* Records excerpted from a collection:
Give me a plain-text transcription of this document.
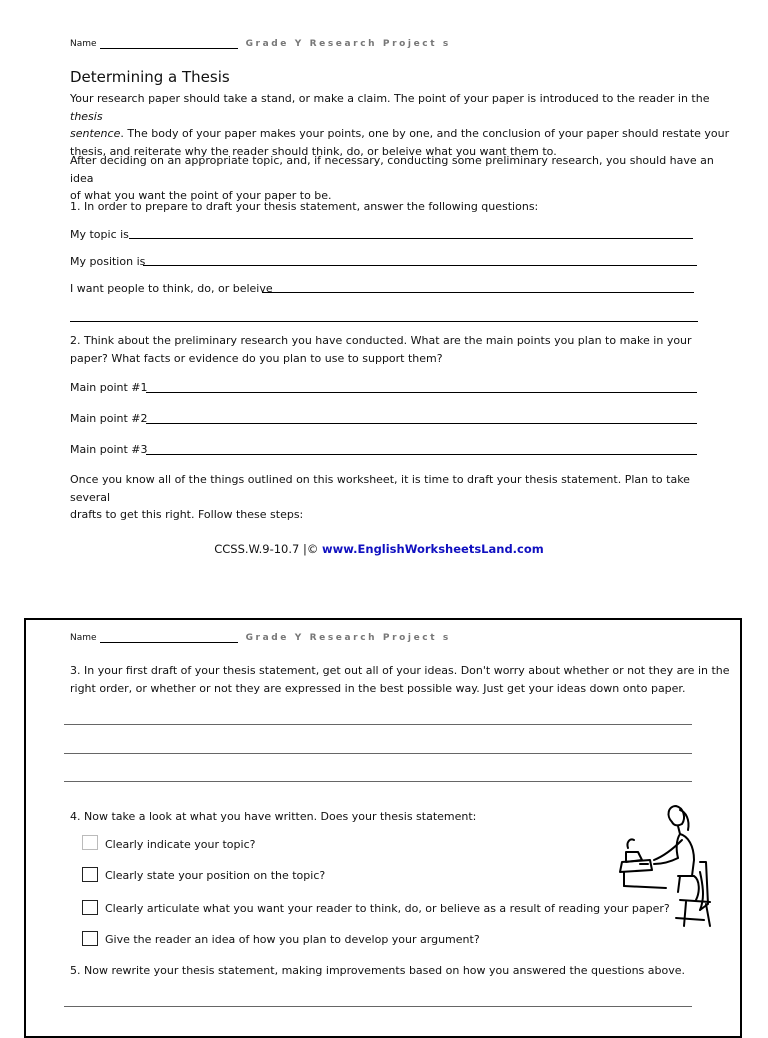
Name	Grade Y Research Project s
Determining a Thesis
Your research paper should take a stand, or make a claim. The point of your paper is introduced to the reader in the thesis
sentence. The body of your paper makes your points, one by one, and the conclusion of your paper should restate your
thesis, and reiterate why the reader should think, do, or beleive what you want them to.
After deciding on an appropriate topic, and, if necessary, conducting some preliminary research, you should have an idea
of what you want the point of your paper to be.
1. In order to prepare to draft your thesis statement, answer the following questions:
My topic is
My position is
I want people to think, do, or beleive
2. Think about the preliminary research you have conducted. What are the main points you plan to make in your
paper? What facts or evidence do you plan to use to support them?
Main point #1
Main point #2
Main point #3
Once you know all of the things outlined on this worksheet, it is time to draft your thesis statement. Plan to take several
drafts to get this right. Follow these steps:
CCSS.W.9-10.7 |© www.EnglishWorksheetsLand.com
Name	Grade Y Research Project s
3. In your first draft of your thesis statement, get out all of your ideas. Don't worry about whether or not they are in the
right order, or whether or not they are expressed in the best possible way. Just get your ideas down onto paper.
4. Now take a look at what you have written. Does your thesis statement:
Clearly indicate your topic?
Clearly state your position on the topic?
Clearly articulate what you want your reader to think, do, or believe as a result of reading your paper?
Give the reader an idea of how you plan to develop your argument?
5. Now rewrite your thesis statement, making improvements based on how you answered the questions above.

* Your task:
Write out the material above again, word for word, minus its pictures.

* Written answer:
Give me a plain-text transcription of this document.
Name	Grade Y Research Project s
Determining a Thesis
Your research paper should take a stand, or make a claim. The point of your paper is introduced to the reader in the thesis
sentence. The body of your paper makes your points, one by one, and the conclusion of your paper should restate your
thesis, and reiterate why the reader should think, do, or beleive what you want them to.
After deciding on an appropriate topic, and, if necessary, conducting some preliminary research, you should have an idea
of what you want the point of your paper to be.
1. In order to prepare to draft your thesis statement, answer the following questions:
My topic is
My position is
I want people to think, do, or beleive
2. Think about the preliminary research you have conducted. What are the main points you plan to make in your
paper? What facts or evidence do you plan to use to support them?
Main point #1
Main point #2
Main point #3
Once you know all of the things outlined on this worksheet, it is time to draft your thesis statement. Plan to take several
drafts to get this right. Follow these steps:
CCSS.W.9-10.7 |© www.EnglishWorksheetsLand.com
Name	Grade Y Research Project s
3. In your first draft of your thesis statement, get out all of your ideas. Don't worry about whether or not they are in the
right order, or whether or not they are expressed in the best possible way. Just get your ideas down onto paper.
4. Now take a look at what you have written. Does your thesis statement:
Clearly indicate your topic?
Clearly state your position on the topic?
Clearly articulate what you want your reader to think, do, or believe as a result of reading your paper?
Give the reader an idea of how you plan to develop your argument?
5. Now rewrite your thesis statement, making improvements based on how you answered the questions above.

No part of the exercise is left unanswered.